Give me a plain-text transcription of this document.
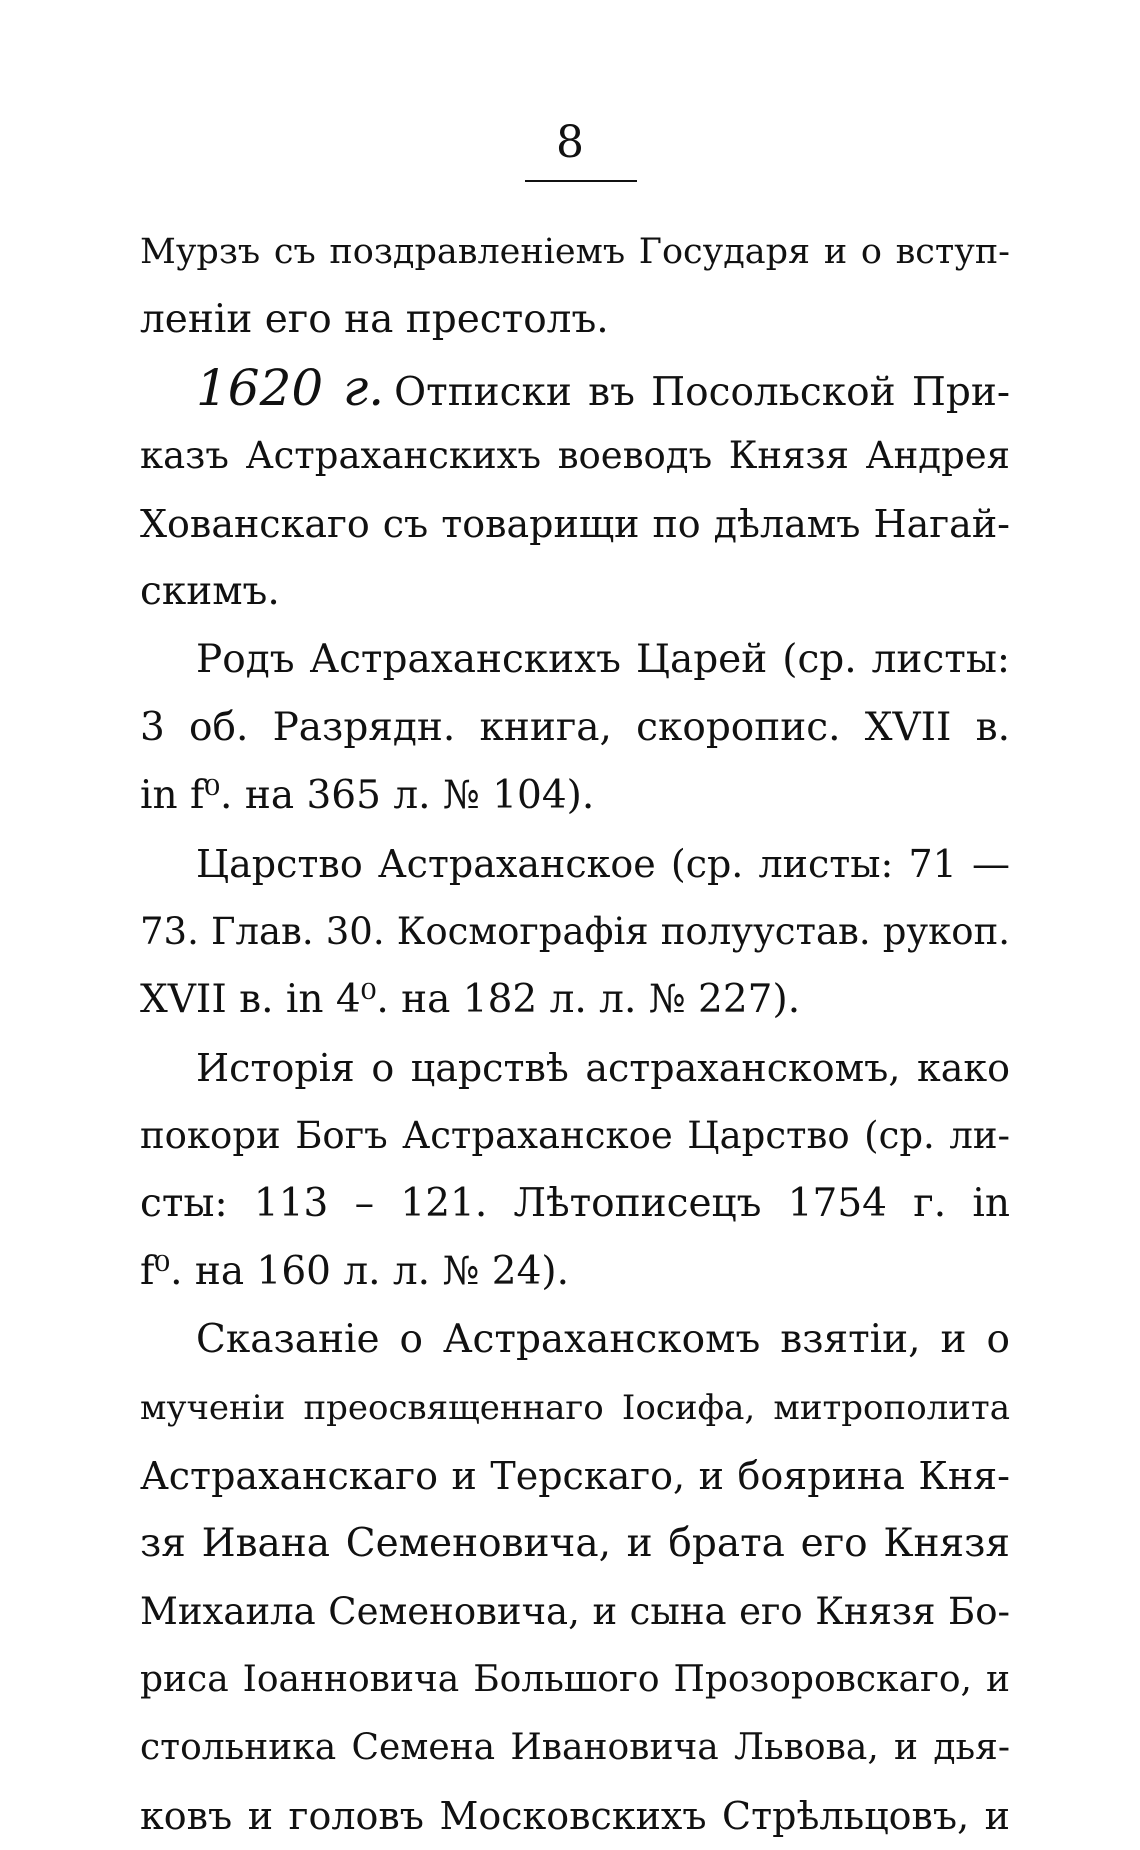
8
Мурзъ съ поздравленіемъ Государя и о вступ-
леніи его на престолъ.
1620 г. Отписки въ Посольской При-
казъ Астраханскихъ воеводъ Князя Андрея
Хованскаго съ товарищи по дѣламъ Нагай-
скимъ.
Родъ Астраханскихъ Царей (ср. листы:
3 об. Разрядн. книга, скоропис. XVII в.
in f⁰. на 365 л. № 104).
Царство Астраханское (ср. листы: 71 —
73. Глав. 30. Космографія полуустав. рукоп.
XVII в. in 4⁰. на 182 л. л. № 227).
Исторія о царствѣ астраханскомъ, како
покори Богъ Астраханское Царство (ср. ли-
сты: 113 – 121. Лѣтописецъ 1754 г. in
f⁰. на 160 л. л. № 24).
Сказаніе о Астраханскомъ взятіи, и о
мученіи преосвященнаго Іосифа, митрополита
Астраханскаго и Терскаго, и боярина Кня-
зя Ивана Семеновича, и брата его Князя
Михаила Семеновича, и сына его Князя Бо-
риса Іоанновича Большого Прозоровскаго, и
стольника Семена Ивановича Львова, и дья-
ковъ и головъ Московскихъ Стрѣльцовъ, и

==========

> **WORK INSTRUCTIONS**
Transcribe the listing above verbatim. Omit the pictures.

> **TASK RESPONSE**
Give me a plain-text transcription of this document.
8
Мурзъ съ поздравленіемъ Государя и о вступ-
леніи его на престолъ.
1620 г. Отписки въ Посольской При-
казъ Астраханскихъ воеводъ Князя Андрея
Хованскаго съ товарищи по дѣламъ Нагай-
скимъ.
Родъ Астраханскихъ Царей (ср. листы:
3 об. Разрядн. книга, скоропис. XVII в.
in f⁰. на 365 л. № 104).
Царство Астраханское (ср. листы: 71 —
73. Глав. 30. Космографія полуустав. рукоп.
XVII в. in 4⁰. на 182 л. л. № 227).
Исторія о царствѣ астраханскомъ, како
покори Богъ Астраханское Царство (ср. ли-
сты: 113 – 121. Лѣтописецъ 1754 г. in
f⁰. на 160 л. л. № 24).
Сказаніе о Астраханскомъ взятіи, и о
мученіи преосвященнаго Іосифа, митрополита
Астраханскаго и Терскаго, и боярина Кня-
зя Ивана Семеновича, и брата его Князя
Михаила Семеновича, и сына его Князя Бо-
риса Іоанновича Большого Прозоровскаго, и
стольника Семена Ивановича Львова, и дья-
ковъ и головъ Московскихъ Стрѣльцовъ, и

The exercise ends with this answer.